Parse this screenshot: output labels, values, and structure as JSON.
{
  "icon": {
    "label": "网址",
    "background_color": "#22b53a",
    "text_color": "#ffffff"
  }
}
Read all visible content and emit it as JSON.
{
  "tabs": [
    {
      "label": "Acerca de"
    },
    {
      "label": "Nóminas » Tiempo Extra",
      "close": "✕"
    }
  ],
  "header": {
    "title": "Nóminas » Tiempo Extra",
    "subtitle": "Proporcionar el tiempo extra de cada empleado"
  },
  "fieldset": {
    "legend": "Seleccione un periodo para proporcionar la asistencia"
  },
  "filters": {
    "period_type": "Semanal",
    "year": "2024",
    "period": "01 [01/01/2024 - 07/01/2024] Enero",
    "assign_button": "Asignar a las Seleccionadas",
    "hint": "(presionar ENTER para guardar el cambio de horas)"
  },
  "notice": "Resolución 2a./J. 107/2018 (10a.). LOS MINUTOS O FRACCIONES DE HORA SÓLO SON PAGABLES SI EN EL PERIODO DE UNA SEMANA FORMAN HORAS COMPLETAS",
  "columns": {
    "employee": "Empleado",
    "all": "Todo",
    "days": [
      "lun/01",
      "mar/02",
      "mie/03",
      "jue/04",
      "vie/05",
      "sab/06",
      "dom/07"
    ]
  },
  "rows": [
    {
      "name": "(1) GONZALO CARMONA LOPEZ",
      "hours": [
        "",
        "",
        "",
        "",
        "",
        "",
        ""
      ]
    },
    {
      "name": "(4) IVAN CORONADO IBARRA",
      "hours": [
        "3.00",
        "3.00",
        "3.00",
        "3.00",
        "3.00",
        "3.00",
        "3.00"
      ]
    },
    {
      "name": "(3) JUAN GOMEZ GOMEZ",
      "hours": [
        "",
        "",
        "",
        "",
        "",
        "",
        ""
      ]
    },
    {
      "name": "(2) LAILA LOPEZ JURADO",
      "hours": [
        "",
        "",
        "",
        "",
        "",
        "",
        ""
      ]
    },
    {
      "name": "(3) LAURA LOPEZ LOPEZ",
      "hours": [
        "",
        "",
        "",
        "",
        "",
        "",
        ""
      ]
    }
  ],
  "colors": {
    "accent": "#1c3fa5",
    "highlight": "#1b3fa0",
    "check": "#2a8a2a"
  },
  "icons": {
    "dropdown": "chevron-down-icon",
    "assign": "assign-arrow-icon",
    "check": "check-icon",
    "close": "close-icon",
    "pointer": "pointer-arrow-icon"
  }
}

AIM OF THE TASK: Your answer should be only the number of lines that hold the word "Nóminas".

RESPONSE TO THE TASK: 2